## AIM OF THE TASK
Arrange the lines of every entry below as a numbered list, leaving out any blank lines.

━━ DATASET RECORDS

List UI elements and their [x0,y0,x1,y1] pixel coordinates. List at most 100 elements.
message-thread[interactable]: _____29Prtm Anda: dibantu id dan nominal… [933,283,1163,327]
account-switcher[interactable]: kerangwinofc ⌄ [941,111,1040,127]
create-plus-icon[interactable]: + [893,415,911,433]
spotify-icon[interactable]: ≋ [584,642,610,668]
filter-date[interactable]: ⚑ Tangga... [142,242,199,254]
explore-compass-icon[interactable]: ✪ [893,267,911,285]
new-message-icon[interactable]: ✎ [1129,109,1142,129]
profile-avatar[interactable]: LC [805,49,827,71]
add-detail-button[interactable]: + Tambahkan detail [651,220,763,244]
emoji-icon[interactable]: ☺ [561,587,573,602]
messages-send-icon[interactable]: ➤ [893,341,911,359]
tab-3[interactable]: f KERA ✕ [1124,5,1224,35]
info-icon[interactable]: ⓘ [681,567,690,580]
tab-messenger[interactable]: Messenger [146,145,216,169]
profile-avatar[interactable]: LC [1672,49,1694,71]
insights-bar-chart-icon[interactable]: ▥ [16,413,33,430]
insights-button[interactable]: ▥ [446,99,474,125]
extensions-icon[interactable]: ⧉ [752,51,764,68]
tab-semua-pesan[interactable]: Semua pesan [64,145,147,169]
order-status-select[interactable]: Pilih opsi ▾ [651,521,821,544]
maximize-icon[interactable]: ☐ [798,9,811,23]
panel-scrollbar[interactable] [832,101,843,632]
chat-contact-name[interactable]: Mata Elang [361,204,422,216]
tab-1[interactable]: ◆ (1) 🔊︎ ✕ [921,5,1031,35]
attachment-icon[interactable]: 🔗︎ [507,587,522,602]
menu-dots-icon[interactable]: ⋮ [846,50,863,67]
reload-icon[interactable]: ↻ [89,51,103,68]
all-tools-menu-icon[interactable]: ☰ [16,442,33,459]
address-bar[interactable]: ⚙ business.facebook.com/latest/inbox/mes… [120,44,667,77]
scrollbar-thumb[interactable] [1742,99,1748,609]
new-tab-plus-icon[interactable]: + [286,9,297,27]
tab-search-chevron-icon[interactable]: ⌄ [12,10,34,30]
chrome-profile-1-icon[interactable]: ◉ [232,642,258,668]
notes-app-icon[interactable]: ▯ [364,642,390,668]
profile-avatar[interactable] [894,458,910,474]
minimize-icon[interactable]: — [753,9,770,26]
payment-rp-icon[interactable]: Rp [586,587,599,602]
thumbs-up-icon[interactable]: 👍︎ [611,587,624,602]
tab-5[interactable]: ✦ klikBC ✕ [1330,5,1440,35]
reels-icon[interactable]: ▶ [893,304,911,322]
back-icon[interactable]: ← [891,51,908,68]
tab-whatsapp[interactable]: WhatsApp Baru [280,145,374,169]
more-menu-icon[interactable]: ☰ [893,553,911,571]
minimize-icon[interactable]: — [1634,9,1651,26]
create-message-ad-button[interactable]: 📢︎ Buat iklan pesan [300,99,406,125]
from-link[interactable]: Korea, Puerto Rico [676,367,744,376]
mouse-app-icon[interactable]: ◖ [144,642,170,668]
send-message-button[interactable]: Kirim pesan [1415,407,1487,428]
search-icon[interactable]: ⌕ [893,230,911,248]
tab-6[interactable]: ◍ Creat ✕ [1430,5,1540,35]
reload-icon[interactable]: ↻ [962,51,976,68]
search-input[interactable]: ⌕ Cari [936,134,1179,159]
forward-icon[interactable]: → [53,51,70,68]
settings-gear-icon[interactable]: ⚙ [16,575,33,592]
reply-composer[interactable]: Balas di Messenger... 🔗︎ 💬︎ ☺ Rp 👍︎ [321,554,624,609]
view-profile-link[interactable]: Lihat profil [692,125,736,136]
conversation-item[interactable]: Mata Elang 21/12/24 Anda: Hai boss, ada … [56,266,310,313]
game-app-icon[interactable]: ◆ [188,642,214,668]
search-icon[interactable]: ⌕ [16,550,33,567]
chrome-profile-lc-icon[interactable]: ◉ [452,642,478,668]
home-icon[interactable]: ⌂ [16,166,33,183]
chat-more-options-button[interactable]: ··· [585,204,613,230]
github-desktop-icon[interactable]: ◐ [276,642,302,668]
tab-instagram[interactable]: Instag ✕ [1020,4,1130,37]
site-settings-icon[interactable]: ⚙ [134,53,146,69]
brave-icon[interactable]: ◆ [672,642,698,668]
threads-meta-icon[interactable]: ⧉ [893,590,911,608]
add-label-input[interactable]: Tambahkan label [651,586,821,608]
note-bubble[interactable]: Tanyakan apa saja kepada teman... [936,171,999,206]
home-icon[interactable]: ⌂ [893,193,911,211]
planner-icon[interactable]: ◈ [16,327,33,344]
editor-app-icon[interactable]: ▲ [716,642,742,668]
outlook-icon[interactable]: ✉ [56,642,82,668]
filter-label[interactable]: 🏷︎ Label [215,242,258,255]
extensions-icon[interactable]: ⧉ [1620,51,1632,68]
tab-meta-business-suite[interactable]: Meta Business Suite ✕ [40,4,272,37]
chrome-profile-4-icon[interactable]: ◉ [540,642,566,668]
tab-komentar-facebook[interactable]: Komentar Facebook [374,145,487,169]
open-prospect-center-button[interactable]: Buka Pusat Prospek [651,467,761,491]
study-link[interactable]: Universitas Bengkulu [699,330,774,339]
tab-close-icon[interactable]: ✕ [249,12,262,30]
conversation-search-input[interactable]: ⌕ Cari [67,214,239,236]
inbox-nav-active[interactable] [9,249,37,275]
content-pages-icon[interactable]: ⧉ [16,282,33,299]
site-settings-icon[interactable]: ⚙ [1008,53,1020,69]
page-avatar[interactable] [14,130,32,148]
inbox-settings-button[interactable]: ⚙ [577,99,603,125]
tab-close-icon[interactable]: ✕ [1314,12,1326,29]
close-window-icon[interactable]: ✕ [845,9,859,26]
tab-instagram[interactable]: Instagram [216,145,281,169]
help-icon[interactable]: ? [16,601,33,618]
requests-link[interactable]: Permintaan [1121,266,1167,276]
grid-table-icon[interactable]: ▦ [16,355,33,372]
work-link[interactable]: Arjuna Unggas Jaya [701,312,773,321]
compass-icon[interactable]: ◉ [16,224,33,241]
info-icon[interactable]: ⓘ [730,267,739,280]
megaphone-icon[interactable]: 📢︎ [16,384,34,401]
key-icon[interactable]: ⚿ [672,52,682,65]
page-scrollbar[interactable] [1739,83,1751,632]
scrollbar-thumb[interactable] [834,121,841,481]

━━━━

## TASK SOLUTION
1. List UI elements and their [x0,y0,x1,y1] pixel coordinates. List at most 100 elements.
2. message-thread[interactable]: _____29Prtm Anda: dibantu id dan nominal… [933,283,1163,327]
3. account-switcher[interactable]: kerangwinofc ⌄ [941,111,1040,127]
4. create-plus-icon[interactable]: + [893,415,911,433]
5. spotify-icon[interactable]: ≋ [584,642,610,668]
6. filter-date[interactable]: ⚑ Tangga... [142,242,199,254]
7. explore-compass-icon[interactable]: ✪ [893,267,911,285]
8. new-message-icon[interactable]: ✎ [1129,109,1142,129]
9. profile-avatar[interactable]: LC [805,49,827,71]
10. add-detail-button[interactable]: + Tambahkan detail [651,220,763,244]
11. emoji-icon[interactable]: ☺ [561,587,573,602]
12. messages-send-icon[interactable]: ➤ [893,341,911,359]
13. tab-3[interactable]: f KERA ✕ [1124,5,1224,35]
14. info-icon[interactable]: ⓘ [681,567,690,580]
15. tab-messenger[interactable]: Messenger [146,145,216,169]
16. profile-avatar[interactable]: LC [1672,49,1694,71]
17. insights-bar-chart-icon[interactable]: ▥ [16,413,33,430]
18. insights-button[interactable]: ▥ [446,99,474,125]
19. extensions-icon[interactable]: ⧉ [752,51,764,68]
20. tab-semua-pesan[interactable]: Semua pesan [64,145,147,169]
21. order-status-select[interactable]: Pilih opsi ▾ [651,521,821,544]
22. maximize-icon[interactable]: ☐ [798,9,811,23]
23. panel-scrollbar[interactable] [832,101,843,632]
24. chat-contact-name[interactable]: Mata Elang [361,204,422,216]
25. tab-1[interactable]: ◆ (1) 🔊︎ ✕ [921,5,1031,35]
26. attachment-icon[interactable]: 🔗︎ [507,587,522,602]
27. menu-dots-icon[interactable]: ⋮ [846,50,863,67]
28. reload-icon[interactable]: ↻ [89,51,103,68]
29. all-tools-menu-icon[interactable]: ☰ [16,442,33,459]
30. address-bar[interactable]: ⚙ business.facebook.com/latest/inbox/mes… [120,44,667,77]
31. scrollbar-thumb[interactable] [1742,99,1748,609]
32. new-tab-plus-icon[interactable]: + [286,9,297,27]
33. tab-search-chevron-icon[interactable]: ⌄ [12,10,34,30]
34. chrome-profile-1-icon[interactable]: ◉ [232,642,258,668]
35. notes-app-icon[interactable]: ▯ [364,642,390,668]
36. profile-avatar[interactable] [894,458,910,474]
37. minimize-icon[interactable]: — [753,9,770,26]
38. payment-rp-icon[interactable]: Rp [586,587,599,602]
39. thumbs-up-icon[interactable]: 👍︎ [611,587,624,602]
40. tab-5[interactable]: ✦ klikBC ✕ [1330,5,1440,35]
41. reels-icon[interactable]: ▶ [893,304,911,322]
42. back-icon[interactable]: ← [891,51,908,68]
43. tab-whatsapp[interactable]: WhatsApp Baru [280,145,374,169]
44. more-menu-icon[interactable]: ☰ [893,553,911,571]
45. minimize-icon[interactable]: — [1634,9,1651,26]
46. create-message-ad-button[interactable]: 📢︎ Buat iklan pesan [300,99,406,125]
47. from-link[interactable]: Korea, Puerto Rico [676,367,744,376]
48. mouse-app-icon[interactable]: ◖ [144,642,170,668]
49. send-message-button[interactable]: Kirim pesan [1415,407,1487,428]
50. search-icon[interactable]: ⌕ [893,230,911,248]
51. tab-6[interactable]: ◍ Creat ✕ [1430,5,1540,35]
52. reload-icon[interactable]: ↻ [962,51,976,68]
53. search-input[interactable]: ⌕ Cari [936,134,1179,159]
54. forward-icon[interactable]: → [53,51,70,68]
55. settings-gear-icon[interactable]: ⚙ [16,575,33,592]
56. reply-composer[interactable]: Balas di Messenger... 🔗︎ 💬︎ ☺ Rp 👍︎ [321,554,624,609]
57. view-profile-link[interactable]: Lihat profil [692,125,736,136]
58. conversation-item[interactable]: Mata Elang 21/12/24 Anda: Hai boss, ada … [56,266,310,313]
59. game-app-icon[interactable]: ◆ [188,642,214,668]
60. search-icon[interactable]: ⌕ [16,550,33,567]
61. chrome-profile-lc-icon[interactable]: ◉ [452,642,478,668]
62. home-icon[interactable]: ⌂ [16,166,33,183]
63. chat-more-options-button[interactable]: ··· [585,204,613,230]
64. github-desktop-icon[interactable]: ◐ [276,642,302,668]
65. tab-instagram[interactable]: Instag ✕ [1020,4,1130,37]
66. site-settings-icon[interactable]: ⚙ [134,53,146,69]
67. brave-icon[interactable]: ◆ [672,642,698,668]
68. threads-meta-icon[interactable]: ⧉ [893,590,911,608]
69. add-label-input[interactable]: Tambahkan label [651,586,821,608]
70. note-bubble[interactable]: Tanyakan apa saja kepada teman... [936,171,999,206]
71. home-icon[interactable]: ⌂ [893,193,911,211]
72. planner-icon[interactable]: ◈ [16,327,33,344]
73. editor-app-icon[interactable]: ▲ [716,642,742,668]
74. outlook-icon[interactable]: ✉ [56,642,82,668]
75. filter-label[interactable]: 🏷︎ Label [215,242,258,255]
76. extensions-icon[interactable]: ⧉ [1620,51,1632,68]
77. tab-meta-business-suite[interactable]: Meta Business Suite ✕ [40,4,272,37]
78. chrome-profile-4-icon[interactable]: ◉ [540,642,566,668]
79. tab-komentar-facebook[interactable]: Komentar Facebook [374,145,487,169]
80. open-prospect-center-button[interactable]: Buka Pusat Prospek [651,467,761,491]
81. study-link[interactable]: Universitas Bengkulu [699,330,774,339]
82. tab-close-icon[interactable]: ✕ [249,12,262,30]
83. conversation-search-input[interactable]: ⌕ Cari [67,214,239,236]
84. inbox-nav-active[interactable] [9,249,37,275]
85. content-pages-icon[interactable]: ⧉ [16,282,33,299]
86. site-settings-icon[interactable]: ⚙ [1008,53,1020,69]
87. page-avatar[interactable] [14,130,32,148]
88. inbox-settings-button[interactable]: ⚙ [577,99,603,125]
89. tab-close-icon[interactable]: ✕ [1314,12,1326,29]
90. close-window-icon[interactable]: ✕ [845,9,859,26]
91. tab-instagram[interactable]: Instagram [216,145,281,169]
92. help-icon[interactable]: ? [16,601,33,618]
93. requests-link[interactable]: Permintaan [1121,266,1167,276]
94. grid-table-icon[interactable]: ▦ [16,355,33,372]
95. work-link[interactable]: Arjuna Unggas Jaya [701,312,773,321]
96. compass-icon[interactable]: ◉ [16,224,33,241]
97. info-icon[interactable]: ⓘ [730,267,739,280]
98. megaphone-icon[interactable]: 📢︎ [16,384,34,401]
99. key-icon[interactable]: ⚿ [672,52,682,65]
100. page-scrollbar[interactable] [1739,83,1751,632]
101. scrollbar-thumb[interactable] [834,121,841,481]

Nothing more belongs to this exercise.